--- Start ---

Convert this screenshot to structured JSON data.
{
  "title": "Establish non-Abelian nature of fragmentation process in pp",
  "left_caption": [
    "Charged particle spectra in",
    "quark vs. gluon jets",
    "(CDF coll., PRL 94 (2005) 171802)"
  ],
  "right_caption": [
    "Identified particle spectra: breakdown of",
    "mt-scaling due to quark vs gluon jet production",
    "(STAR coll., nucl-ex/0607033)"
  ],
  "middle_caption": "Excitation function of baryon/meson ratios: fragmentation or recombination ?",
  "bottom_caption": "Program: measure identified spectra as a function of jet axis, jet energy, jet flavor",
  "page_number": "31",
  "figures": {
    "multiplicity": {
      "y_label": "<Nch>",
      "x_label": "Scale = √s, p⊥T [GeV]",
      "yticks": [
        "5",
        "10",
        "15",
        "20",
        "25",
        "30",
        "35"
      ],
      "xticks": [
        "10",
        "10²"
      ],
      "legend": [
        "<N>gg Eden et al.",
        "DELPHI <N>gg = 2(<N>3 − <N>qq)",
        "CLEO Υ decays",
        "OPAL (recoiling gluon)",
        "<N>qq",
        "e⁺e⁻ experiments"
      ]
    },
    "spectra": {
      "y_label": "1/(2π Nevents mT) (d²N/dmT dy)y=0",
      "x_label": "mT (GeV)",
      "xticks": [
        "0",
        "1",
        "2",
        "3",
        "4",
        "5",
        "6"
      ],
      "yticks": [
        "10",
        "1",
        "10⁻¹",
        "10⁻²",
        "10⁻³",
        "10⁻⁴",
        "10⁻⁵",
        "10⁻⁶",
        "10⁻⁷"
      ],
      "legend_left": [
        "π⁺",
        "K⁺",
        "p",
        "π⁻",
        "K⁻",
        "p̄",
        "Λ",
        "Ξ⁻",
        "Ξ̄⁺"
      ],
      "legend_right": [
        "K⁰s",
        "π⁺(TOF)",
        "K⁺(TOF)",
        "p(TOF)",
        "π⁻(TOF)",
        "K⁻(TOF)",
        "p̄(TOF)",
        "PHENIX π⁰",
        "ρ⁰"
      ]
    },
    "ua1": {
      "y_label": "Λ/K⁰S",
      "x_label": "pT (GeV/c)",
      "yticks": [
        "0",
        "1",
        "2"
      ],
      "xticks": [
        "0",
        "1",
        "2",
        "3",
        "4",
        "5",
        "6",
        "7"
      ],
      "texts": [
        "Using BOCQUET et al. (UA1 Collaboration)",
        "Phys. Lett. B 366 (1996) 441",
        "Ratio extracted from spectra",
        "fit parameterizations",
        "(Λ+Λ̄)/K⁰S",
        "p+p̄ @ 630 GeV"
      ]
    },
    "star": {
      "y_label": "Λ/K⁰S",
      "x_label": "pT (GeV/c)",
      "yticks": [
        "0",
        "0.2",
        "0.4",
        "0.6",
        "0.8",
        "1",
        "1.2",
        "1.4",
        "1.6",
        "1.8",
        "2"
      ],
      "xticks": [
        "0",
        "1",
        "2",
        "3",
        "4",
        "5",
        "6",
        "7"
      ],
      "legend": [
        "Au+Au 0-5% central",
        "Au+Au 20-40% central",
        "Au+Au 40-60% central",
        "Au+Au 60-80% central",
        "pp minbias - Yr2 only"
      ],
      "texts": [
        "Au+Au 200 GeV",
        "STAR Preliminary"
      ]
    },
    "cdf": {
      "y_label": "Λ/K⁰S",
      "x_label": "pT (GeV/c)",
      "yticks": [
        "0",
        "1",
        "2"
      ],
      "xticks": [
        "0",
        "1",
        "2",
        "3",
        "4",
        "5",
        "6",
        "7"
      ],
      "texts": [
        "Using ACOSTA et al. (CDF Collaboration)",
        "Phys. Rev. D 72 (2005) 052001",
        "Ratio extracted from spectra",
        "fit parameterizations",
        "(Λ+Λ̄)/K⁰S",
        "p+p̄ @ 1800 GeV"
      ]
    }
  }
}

--- End ---

- _THE REQUEST_:
From the entries above, copy every line that holds the word "particle".

- _CORRECT RESULT_:
    "Charged particle spectra in",
    "Identified particle spectra: breakdown of",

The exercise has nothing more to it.